**Short task:**
Would you restate all the data that follows, word for word?

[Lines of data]

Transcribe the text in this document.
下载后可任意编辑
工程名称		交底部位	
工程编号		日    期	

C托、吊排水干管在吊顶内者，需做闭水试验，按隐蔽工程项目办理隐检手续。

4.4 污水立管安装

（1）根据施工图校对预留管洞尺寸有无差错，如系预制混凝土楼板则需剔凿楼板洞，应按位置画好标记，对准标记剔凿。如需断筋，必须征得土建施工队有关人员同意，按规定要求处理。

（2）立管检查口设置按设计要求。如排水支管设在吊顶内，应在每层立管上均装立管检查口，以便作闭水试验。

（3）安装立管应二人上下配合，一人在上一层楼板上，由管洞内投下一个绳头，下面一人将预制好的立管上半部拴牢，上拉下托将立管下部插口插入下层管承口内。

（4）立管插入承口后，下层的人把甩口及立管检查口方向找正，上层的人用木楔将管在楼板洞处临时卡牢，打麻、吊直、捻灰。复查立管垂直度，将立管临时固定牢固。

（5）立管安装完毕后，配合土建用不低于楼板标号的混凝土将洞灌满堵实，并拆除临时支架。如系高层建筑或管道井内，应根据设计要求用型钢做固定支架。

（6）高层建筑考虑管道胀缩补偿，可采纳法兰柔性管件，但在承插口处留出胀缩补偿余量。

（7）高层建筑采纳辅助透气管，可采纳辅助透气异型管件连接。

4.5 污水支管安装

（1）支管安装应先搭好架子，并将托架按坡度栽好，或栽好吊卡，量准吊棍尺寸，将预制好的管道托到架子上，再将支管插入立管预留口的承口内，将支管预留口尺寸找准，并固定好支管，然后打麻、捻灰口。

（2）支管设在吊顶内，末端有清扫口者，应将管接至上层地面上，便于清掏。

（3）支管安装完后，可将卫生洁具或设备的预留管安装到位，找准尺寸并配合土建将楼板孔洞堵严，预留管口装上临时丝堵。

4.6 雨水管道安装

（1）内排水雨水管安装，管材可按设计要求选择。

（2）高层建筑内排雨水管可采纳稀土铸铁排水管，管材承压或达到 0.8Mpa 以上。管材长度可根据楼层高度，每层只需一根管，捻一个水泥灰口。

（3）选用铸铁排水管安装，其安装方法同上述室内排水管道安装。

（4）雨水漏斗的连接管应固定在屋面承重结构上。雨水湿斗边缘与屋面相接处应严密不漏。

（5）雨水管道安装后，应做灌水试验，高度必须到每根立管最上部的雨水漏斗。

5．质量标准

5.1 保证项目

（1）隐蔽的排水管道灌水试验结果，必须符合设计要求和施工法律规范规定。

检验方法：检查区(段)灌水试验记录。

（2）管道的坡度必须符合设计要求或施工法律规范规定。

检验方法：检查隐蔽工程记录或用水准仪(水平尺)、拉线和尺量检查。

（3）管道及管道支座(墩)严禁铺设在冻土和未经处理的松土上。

**Full output:**
Transcribe the text in this document.
下载后可任意编辑
工程名称		交底部位	
工程编号		日    期	

C托、吊排水干管在吊顶内者，需做闭水试验，按隐蔽工程项目办理隐检手续。

4.4 污水立管安装

（1）根据施工图校对预留管洞尺寸有无差错，如系预制混凝土楼板则需剔凿楼板洞，应按位置画好标记，对准标记剔凿。如需断筋，必须征得土建施工队有关人员同意，按规定要求处理。

（2）立管检查口设置按设计要求。如排水支管设在吊顶内，应在每层立管上均装立管检查口，以便作闭水试验。

（3）安装立管应二人上下配合，一人在上一层楼板上，由管洞内投下一个绳头，下面一人将预制好的立管上半部拴牢，上拉下托将立管下部插口插入下层管承口内。

（4）立管插入承口后，下层的人把甩口及立管检查口方向找正，上层的人用木楔将管在楼板洞处临时卡牢，打麻、吊直、捻灰。复查立管垂直度，将立管临时固定牢固。

（5）立管安装完毕后，配合土建用不低于楼板标号的混凝土将洞灌满堵实，并拆除临时支架。如系高层建筑或管道井内，应根据设计要求用型钢做固定支架。

（6）高层建筑考虑管道胀缩补偿，可采纳法兰柔性管件，但在承插口处留出胀缩补偿余量。

（7）高层建筑采纳辅助透气管，可采纳辅助透气异型管件连接。

4.5 污水支管安装

（1）支管安装应先搭好架子，并将托架按坡度栽好，或栽好吊卡，量准吊棍尺寸，将预制好的管道托到架子上，再将支管插入立管预留口的承口内，将支管预留口尺寸找准，并固定好支管，然后打麻、捻灰口。

（2）支管设在吊顶内，末端有清扫口者，应将管接至上层地面上，便于清掏。

（3）支管安装完后，可将卫生洁具或设备的预留管安装到位，找准尺寸并配合土建将楼板孔洞堵严，预留管口装上临时丝堵。

4.6 雨水管道安装

（1）内排水雨水管安装，管材可按设计要求选择。

（2）高层建筑内排雨水管可采纳稀土铸铁排水管，管材承压或达到 0.8Mpa 以上。管材长度可根据楼层高度，每层只需一根管，捻一个水泥灰口。

（3）选用铸铁排水管安装，其安装方法同上述室内排水管道安装。

（4）雨水漏斗的连接管应固定在屋面承重结构上。雨水湿斗边缘与屋面相接处应严密不漏。

（5）雨水管道安装后，应做灌水试验，高度必须到每根立管最上部的雨水漏斗。

5．质量标准

5.1 保证项目

（1）隐蔽的排水管道灌水试验结果，必须符合设计要求和施工法律规范规定。

检验方法：检查区(段)灌水试验记录。

（2）管道的坡度必须符合设计要求或施工法律规范规定。

检验方法：检查隐蔽工程记录或用水准仪(水平尺)、拉线和尺量检查。

（3）管道及管道支座(墩)严禁铺设在冻土和未经处理的松土上。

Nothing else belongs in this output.